### Directive
Leaving out every picture, quote the data below exactly as it appears.

### Stored rows

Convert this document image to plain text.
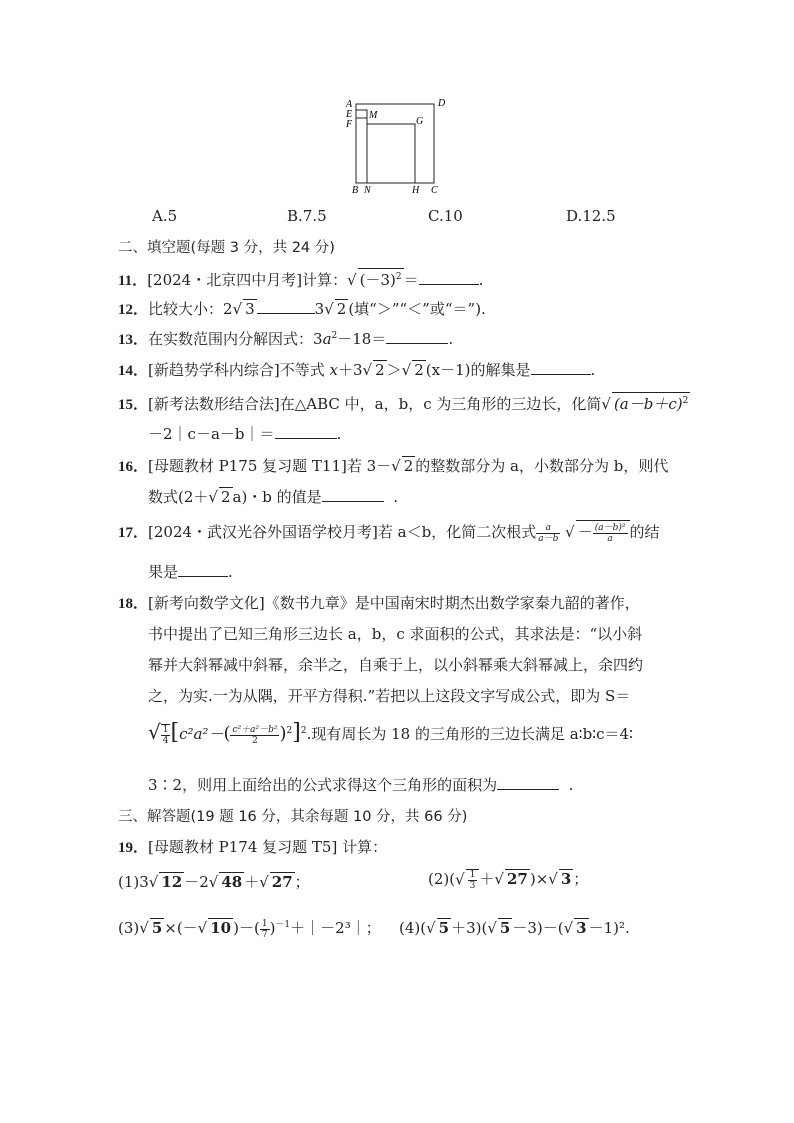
A	D
E
F
M
G
B N	H C
A.5	B.7.5	C.10	D.12.5
二、填空题(每题 3 分，共 24 分)
11．[2024・北京四中月考]计算：√ $(-3)^2$ ＝	.
12．比较大小：2√ 3	3√ 2 (填“＞”“＜”或“＝”).
13．在实数范围内分解因式：$3a^2-18=$	.
14．[新趋势学科内综合]不等式 x＋3√ 2 ＞√ 2 (x－1)的解集是	.
15．[新考法数形结合法]在△ABC 中，a，b，c 为三角形的三边长，化简√ $(a-b+c)^2$
－2｜c－a－b｜＝	.
16．[母题教材 P175 复习题 T11]若 3－√ 2 的整数部分为 a，小数部分为 b，则代
数式(2＋√ 2 a)・b 的值是	.
17．[2024・武汉光谷外国语学校月考]若 a＜b，化简二次根式 $\frac{a}{a-b}$ √ － $\frac{\text{(a－b)²}}{a}$ 的结
果是	.
18．[新考向数学文化]《数书九章》是中国南宋时期杰出数学家秦九韶的著作，
书中提出了已知三角形三边长 a，b，c 求面积的公式，其求法是：“以小斜
幂并大斜幂减中斜幂，余半之，自乘于上，以小斜幂乘大斜幂减上，余四约
之，为实.一为从隅，开平方得积.”若把以上这段文字写成公式，即为 S＝
√ $\frac{1}{4} [c^2a^2-( \frac{\text{c²＋a²－b²}}{2} )^2]^2$.现有周长为 18 的三角形的三边长满足 a∶b∶c＝4∶
3∶2，则用上面给出的公式求得这个三角形的面积为	.
三、解答题(19 题 16 分，其余每题 10 分，共 66 分)
19．[母题教材 P174 复习题 T5] 计算：
(1)3√ 12 －2√ 48 ＋√ 27 ；	$(2)(√ \frac{1}{3}$ ＋√ 27 )×√ 3 ；
(3)√ 5 ×(－√ 10 )－( $\frac{1}{7}$ )$^{-1}$＋｜－2³｜； (4)(√ 5 ＋3)(√ 5 －3)－(√ 3 －1)².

### The reply
Convert this document image to plain text.
A	D
E
F
M
G
B N	H C
A.5	B.7.5	C.10	D.12.5
二、填空题(每题 3 分，共 24 分)
11．[2024・北京四中月考]计算：√ $(-3)^2$ ＝	.
12．比较大小：2√ 3	3√ 2 (填“＞”“＜”或“＝”).
13．在实数范围内分解因式：$3a^2-18=$	.
14．[新趋势学科内综合]不等式 x＋3√ 2 ＞√ 2 (x－1)的解集是	.
15．[新考法数形结合法]在△ABC 中，a，b，c 为三角形的三边长，化简√ $(a-b+c)^2$
－2｜c－a－b｜＝	.
16．[母题教材 P175 复习题 T11]若 3－√ 2 的整数部分为 a，小数部分为 b，则代
数式(2＋√ 2 a)・b 的值是	.
17．[2024・武汉光谷外国语学校月考]若 a＜b，化简二次根式 $\frac{a}{a-b}$ √ － $\frac{\text{(a－b)²}}{a}$ 的结
果是	.
18．[新考向数学文化]《数书九章》是中国南宋时期杰出数学家秦九韶的著作，
书中提出了已知三角形三边长 a，b，c 求面积的公式，其求法是：“以小斜
幂并大斜幂减中斜幂，余半之，自乘于上，以小斜幂乘大斜幂减上，余四约
之，为实.一为从隅，开平方得积.”若把以上这段文字写成公式，即为 S＝
√ $\frac{1}{4} [c^2a^2-( \frac{\text{c²＋a²－b²}}{2} )^2]^2$.现有周长为 18 的三角形的三边长满足 a∶b∶c＝4∶
3∶2，则用上面给出的公式求得这个三角形的面积为	.
三、解答题(19 题 16 分，其余每题 10 分，共 66 分)
19．[母题教材 P174 复习题 T5] 计算：
(1)3√ 12 －2√ 48 ＋√ 27 ；	$(2)(√ \frac{1}{3}$ ＋√ 27 )×√ 3 ；
(3)√ 5 ×(－√ 10 )－( $\frac{1}{7}$ )$^{-1}$＋｜－2³｜； (4)(√ 5 ＋3)(√ 5 －3)－(√ 3 －1)².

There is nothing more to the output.